**AIM OF THE EXERCISE**. Transcribe the records below exactly as they appear, omitting any pictures.

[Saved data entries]

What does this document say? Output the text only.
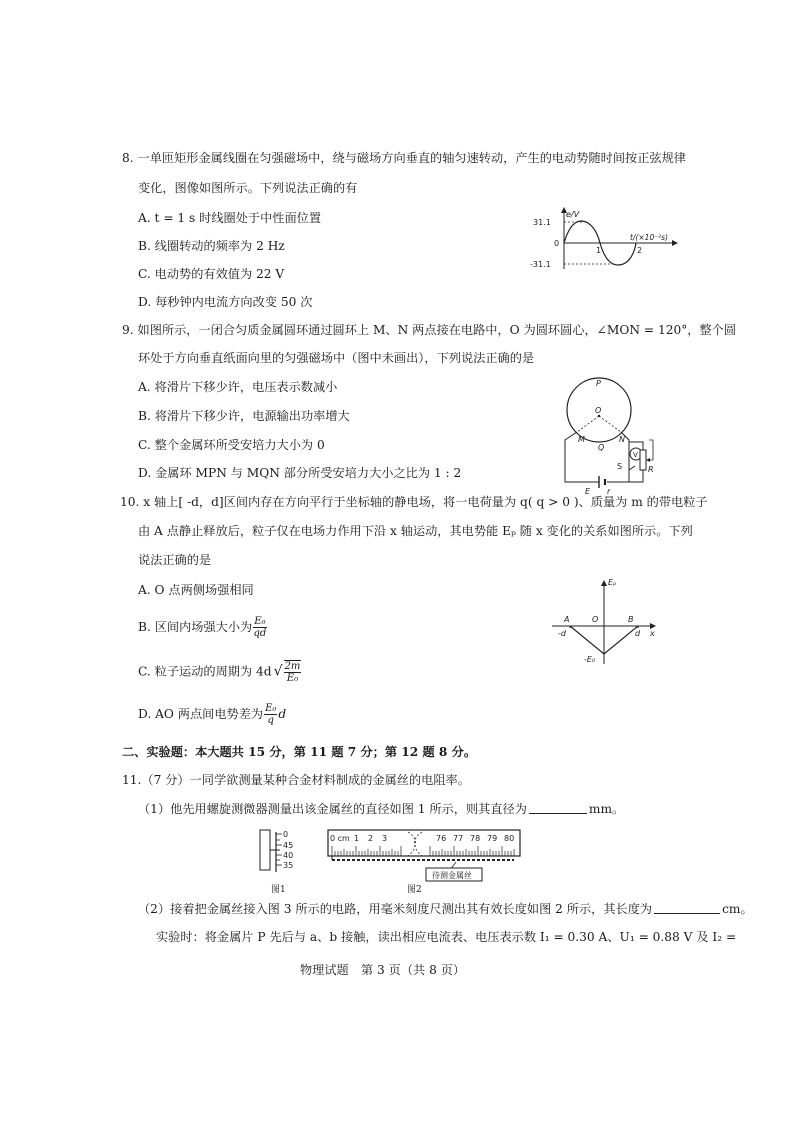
8. 一单匝矩形金属线圈在匀强磁场中，绕与磁场方向垂直的轴匀速转动，产生的电动势随时间按正弦规律
变化，图像如图所示。下列说法正确的有
A. t = 1 s 时线圈处于中性面位置
B. 线圈转动的频率为 2 Hz
C. 电动势的有效值为 22 V
D. 每秒钟内电流方向改变 50 次
e/V
t/(×10⁻²s)
31.1
0
-31.1
1	2
9. 如图所示，一闭合匀质金属圆环通过圆环上 M、N 两点接在电路中，O 为圆环圆心，∠MON = 120°，整个圆
环处于方向垂直纸面向里的匀强磁场中（图中未画出），下列说法正确的是
A. 将滑片下移少许，电压表示数减小
B. 将滑片下移少许，电源输出功率增大
C. 整个金属环所受安培力大小为 0
D. 金属环 MPN 与 MQN 部分所受安培力大小之比为 1 : 2
P
O
M	N
Q
V
R
S
E r
10. x 轴上[ -d，d]区间内存在方向平行于坐标轴的静电场，将一电荷量为 q( q > 0 )、质量为 m 的带电粒子
由 A 点静止释放后，粒子仅在电场力作用下沿 x 轴运动，其电势能 Eₚ 随 x 变化的关系如图所示。下列
说法正确的是
A. O 点两侧场强相同
B. 区间内场强大小为 $\frac{\text{E₀}}{qd}$
C. 粒子运动的周期为 4d √ $\frac{2m}{\text{E₀}}$
D. AO 两点间电势差为 $\frac{\text{E₀}}{q}$ d
Eₚ
x
A	O	B
-d	d
-E₀
二、实验题：本大题共 15 分，第 11 题 7 分；第 12 题 8 分。
11.（7 分）一同学欲测量某种合金材料制成的金属丝的电阻率。
（1）他先用螺旋测微器测量出该金属丝的直径如图 1 所示，则其直径为	mm。
0
45
40
35
图1
0 cm 1 2 3	76 77 78 79 80
待测金属丝
图2
（2）接着把金属丝接入图 3 所示的电路，用毫米刻度尺测出其有效长度如图 2 所示，其长度为	cm。
实验时：将金属片 P 先后与 a、b 接触，读出相应电流表、电压表示数 I₁ = 0.30 A、U₁ = 0.88 V 及 I₂ =
物理试题　第 3 页（共 8 页）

**EXERCISE OUTPUT**.
What does this document say? Output the text only.
8. 一单匝矩形金属线圈在匀强磁场中，绕与磁场方向垂直的轴匀速转动，产生的电动势随时间按正弦规律
变化，图像如图所示。下列说法正确的有
A. t = 1 s 时线圈处于中性面位置
B. 线圈转动的频率为 2 Hz
C. 电动势的有效值为 22 V
D. 每秒钟内电流方向改变 50 次
e/V
t/(×10⁻²s)
31.1
0
-31.1
1	2
9. 如图所示，一闭合匀质金属圆环通过圆环上 M、N 两点接在电路中，O 为圆环圆心，∠MON = 120°，整个圆
环处于方向垂直纸面向里的匀强磁场中（图中未画出），下列说法正确的是
A. 将滑片下移少许，电压表示数减小
B. 将滑片下移少许，电源输出功率增大
C. 整个金属环所受安培力大小为 0
D. 金属环 MPN 与 MQN 部分所受安培力大小之比为 1 : 2
P
O
M	N
Q
V
R
S
E r
10. x 轴上[ -d，d]区间内存在方向平行于坐标轴的静电场，将一电荷量为 q( q > 0 )、质量为 m 的带电粒子
由 A 点静止释放后，粒子仅在电场力作用下沿 x 轴运动，其电势能 Eₚ 随 x 变化的关系如图所示。下列
说法正确的是
A. O 点两侧场强相同
B. 区间内场强大小为 $\frac{\text{E₀}}{qd}$
C. 粒子运动的周期为 4d √ $\frac{2m}{\text{E₀}}$
D. AO 两点间电势差为 $\frac{\text{E₀}}{q}$ d
Eₚ
x
A	O	B
-d	d
-E₀
二、实验题：本大题共 15 分，第 11 题 7 分；第 12 题 8 分。
11.（7 分）一同学欲测量某种合金材料制成的金属丝的电阻率。
（1）他先用螺旋测微器测量出该金属丝的直径如图 1 所示，则其直径为	mm。
0
45
40
35
图1
0 cm 1 2 3	76 77 78 79 80
待测金属丝
图2
（2）接着把金属丝接入图 3 所示的电路，用毫米刻度尺测出其有效长度如图 2 所示，其长度为	cm。
实验时：将金属片 P 先后与 a、b 接触，读出相应电流表、电压表示数 I₁ = 0.30 A、U₁ = 0.88 V 及 I₂ =
物理试题　第 3 页（共 8 页）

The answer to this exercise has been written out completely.